The problem:
Retype all of the data. Every line must match exactly.

Input records:
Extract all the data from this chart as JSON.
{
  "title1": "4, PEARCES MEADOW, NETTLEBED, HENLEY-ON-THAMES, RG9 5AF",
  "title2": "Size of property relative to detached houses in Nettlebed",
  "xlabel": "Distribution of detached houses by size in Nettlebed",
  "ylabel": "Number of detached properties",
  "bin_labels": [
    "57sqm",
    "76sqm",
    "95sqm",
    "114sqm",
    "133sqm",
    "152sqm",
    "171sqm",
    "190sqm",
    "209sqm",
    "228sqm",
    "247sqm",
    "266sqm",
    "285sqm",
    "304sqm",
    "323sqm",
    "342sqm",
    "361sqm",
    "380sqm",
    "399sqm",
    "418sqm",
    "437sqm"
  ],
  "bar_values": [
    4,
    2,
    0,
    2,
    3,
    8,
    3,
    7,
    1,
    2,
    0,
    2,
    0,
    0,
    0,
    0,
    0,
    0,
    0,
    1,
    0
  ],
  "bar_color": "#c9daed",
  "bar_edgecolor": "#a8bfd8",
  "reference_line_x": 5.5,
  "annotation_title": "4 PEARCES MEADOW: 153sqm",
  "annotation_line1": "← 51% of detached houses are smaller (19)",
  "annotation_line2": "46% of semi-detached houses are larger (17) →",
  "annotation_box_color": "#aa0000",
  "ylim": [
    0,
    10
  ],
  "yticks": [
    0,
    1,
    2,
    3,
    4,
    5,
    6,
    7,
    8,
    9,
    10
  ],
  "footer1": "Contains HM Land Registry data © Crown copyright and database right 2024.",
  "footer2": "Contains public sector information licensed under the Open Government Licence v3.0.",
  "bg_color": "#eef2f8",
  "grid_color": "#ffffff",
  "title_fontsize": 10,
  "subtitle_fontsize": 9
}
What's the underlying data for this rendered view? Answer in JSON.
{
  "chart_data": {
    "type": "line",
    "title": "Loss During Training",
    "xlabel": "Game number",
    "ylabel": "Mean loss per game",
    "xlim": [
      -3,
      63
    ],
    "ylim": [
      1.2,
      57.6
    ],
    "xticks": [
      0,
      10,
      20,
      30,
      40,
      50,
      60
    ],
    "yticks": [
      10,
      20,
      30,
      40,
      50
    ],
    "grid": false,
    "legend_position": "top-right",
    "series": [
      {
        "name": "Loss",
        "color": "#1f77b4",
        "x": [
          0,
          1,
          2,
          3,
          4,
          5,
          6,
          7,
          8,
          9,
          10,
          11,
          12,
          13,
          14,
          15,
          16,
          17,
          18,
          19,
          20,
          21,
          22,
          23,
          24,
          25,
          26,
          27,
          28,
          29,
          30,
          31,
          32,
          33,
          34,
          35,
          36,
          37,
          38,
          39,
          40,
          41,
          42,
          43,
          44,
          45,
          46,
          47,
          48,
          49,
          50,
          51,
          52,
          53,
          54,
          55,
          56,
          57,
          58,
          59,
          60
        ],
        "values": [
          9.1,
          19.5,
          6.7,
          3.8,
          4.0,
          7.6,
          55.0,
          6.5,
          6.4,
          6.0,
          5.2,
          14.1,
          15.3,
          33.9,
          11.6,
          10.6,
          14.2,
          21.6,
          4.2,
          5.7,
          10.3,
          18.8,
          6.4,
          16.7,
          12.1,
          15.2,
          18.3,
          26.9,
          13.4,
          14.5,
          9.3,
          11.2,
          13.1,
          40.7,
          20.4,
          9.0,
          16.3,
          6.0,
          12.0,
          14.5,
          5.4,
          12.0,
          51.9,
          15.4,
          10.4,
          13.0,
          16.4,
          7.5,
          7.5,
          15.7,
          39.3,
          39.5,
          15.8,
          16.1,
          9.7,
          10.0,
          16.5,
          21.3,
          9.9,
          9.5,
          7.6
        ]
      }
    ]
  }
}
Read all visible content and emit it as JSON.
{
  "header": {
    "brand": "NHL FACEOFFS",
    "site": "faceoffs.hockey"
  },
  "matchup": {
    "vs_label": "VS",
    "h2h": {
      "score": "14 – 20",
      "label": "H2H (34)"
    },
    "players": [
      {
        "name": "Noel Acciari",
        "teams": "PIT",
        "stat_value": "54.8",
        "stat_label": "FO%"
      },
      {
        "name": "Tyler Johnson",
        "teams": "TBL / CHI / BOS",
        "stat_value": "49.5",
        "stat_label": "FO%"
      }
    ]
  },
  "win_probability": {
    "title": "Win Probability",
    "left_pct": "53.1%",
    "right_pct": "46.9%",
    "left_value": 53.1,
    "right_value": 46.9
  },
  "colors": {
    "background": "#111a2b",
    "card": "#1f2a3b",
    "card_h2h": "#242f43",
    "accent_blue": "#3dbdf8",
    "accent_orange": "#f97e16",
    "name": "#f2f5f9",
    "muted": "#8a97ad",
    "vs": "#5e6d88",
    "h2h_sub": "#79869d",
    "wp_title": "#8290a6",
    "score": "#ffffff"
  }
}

Task output:
Extract all the data from this chart as JSON.
{
  "title1": "4, PEARCES MEADOW, NETTLEBED, HENLEY-ON-THAMES, RG9 5AF",
  "title2": "Size of property relative to detached houses in Nettlebed",
  "xlabel": "Distribution of detached houses by size in Nettlebed",
  "ylabel": "Number of detached properties",
  "bin_labels": [
    "57sqm",
    "76sqm",
    "95sqm",
    "114sqm",
    "133sqm",
    "152sqm",
    "171sqm",
    "190sqm",
    "209sqm",
    "228sqm",
    "247sqm",
    "266sqm",
    "285sqm",
    "304sqm",
    "323sqm",
    "342sqm",
    "361sqm",
    "380sqm",
    "399sqm",
    "418sqm",
    "437sqm"
  ],
  "bar_values": [
    4,
    2,
    0,
    2,
    3,
    8,
    3,
    7,
    1,
    2,
    0,
    2,
    0,
    0,
    0,
    0,
    0,
    0,
    0,
    1,
    0
  ],
  "bar_color": "#c9daed",
  "bar_edgecolor": "#a8bfd8",
  "reference_line_x": 5.5,
  "annotation_title": "4 PEARCES MEADOW: 153sqm",
  "annotation_line1": "← 51% of detached houses are smaller (19)",
  "annotation_line2": "46% of semi-detached houses are larger (17) →",
  "annotation_box_color": "#aa0000",
  "ylim": [
    0,
    10
  ],
  "yticks": [
    0,
    1,
    2,
    3,
    4,
    5,
    6,
    7,
    8,
    9,
    10
  ],
  "footer1": "Contains HM Land Registry data © Crown copyright and database right 2024.",
  "footer2": "Contains public sector information licensed under the Open Government Licence v3.0.",
  "bg_color": "#eef2f8",
  "grid_color": "#ffffff",
  "title_fontsize": 10,
  "subtitle_fontsize": 9
}
What's the underlying data for this rendered view? Answer in JSON.
{
  "chart_data": {
    "type": "line",
    "title": "Loss During Training",
    "xlabel": "Game number",
    "ylabel": "Mean loss per game",
    "xlim": [
      -3,
      63
    ],
    "ylim": [
      1.2,
      57.6
    ],
    "xticks": [
      0,
      10,
      20,
      30,
      40,
      50,
      60
    ],
    "yticks": [
      10,
      20,
      30,
      40,
      50
    ],
    "grid": false,
    "legend_position": "top-right",
    "series": [
      {
        "name": "Loss",
        "color": "#1f77b4",
        "x": [
          0,
          1,
          2,
          3,
          4,
          5,
          6,
          7,
          8,
          9,
          10,
          11,
          12,
          13,
          14,
          15,
          16,
          17,
          18,
          19,
          20,
          21,
          22,
          23,
          24,
          25,
          26,
          27,
          28,
          29,
          30,
          31,
          32,
          33,
          34,
          35,
          36,
          37,
          38,
          39,
          40,
          41,
          42,
          43,
          44,
          45,
          46,
          47,
          48,
          49,
          50,
          51,
          52,
          53,
          54,
          55,
          56,
          57,
          58,
          59,
          60
        ],
        "values": [
          9.1,
          19.5,
          6.7,
          3.8,
          4.0,
          7.6,
          55.0,
          6.5,
          6.4,
          6.0,
          5.2,
          14.1,
          15.3,
          33.9,
          11.6,
          10.6,
          14.2,
          21.6,
          4.2,
          5.7,
          10.3,
          18.8,
          6.4,
          16.7,
          12.1,
          15.2,
          18.3,
          26.9,
          13.4,
          14.5,
          9.3,
          11.2,
          13.1,
          40.7,
          20.4,
          9.0,
          16.3,
          6.0,
          12.0,
          14.5,
          5.4,
          12.0,
          51.9,
          15.4,
          10.4,
          13.0,
          16.4,
          7.5,
          7.5,
          15.7,
          39.3,
          39.5,
          15.8,
          16.1,
          9.7,
          10.0,
          16.5,
          21.3,
          9.9,
          9.5,
          7.6
        ]
      }
    ]
  }
}
Read all visible content and emit it as JSON.
{
  "header": {
    "brand": "NHL FACEOFFS",
    "site": "faceoffs.hockey"
  },
  "matchup": {
    "vs_label": "VS",
    "h2h": {
      "score": "14 – 20",
      "label": "H2H (34)"
    },
    "players": [
      {
        "name": "Noel Acciari",
        "teams": "PIT",
        "stat_value": "54.8",
        "stat_label": "FO%"
      },
      {
        "name": "Tyler Johnson",
        "teams": "TBL / CHI / BOS",
        "stat_value": "49.5",
        "stat_label": "FO%"
      }
    ]
  },
  "win_probability": {
    "title": "Win Probability",
    "left_pct": "53.1%",
    "right_pct": "46.9%",
    "left_value": 53.1,
    "right_value": 46.9
  },
  "colors": {
    "background": "#111a2b",
    "card": "#1f2a3b",
    "card_h2h": "#242f43",
    "accent_blue": "#3dbdf8",
    "accent_orange": "#f97e16",
    "name": "#f2f5f9",
    "muted": "#8a97ad",
    "vs": "#5e6d88",
    "h2h_sub": "#79869d",
    "wp_title": "#8290a6",
    "score": "#ffffff"
  }
}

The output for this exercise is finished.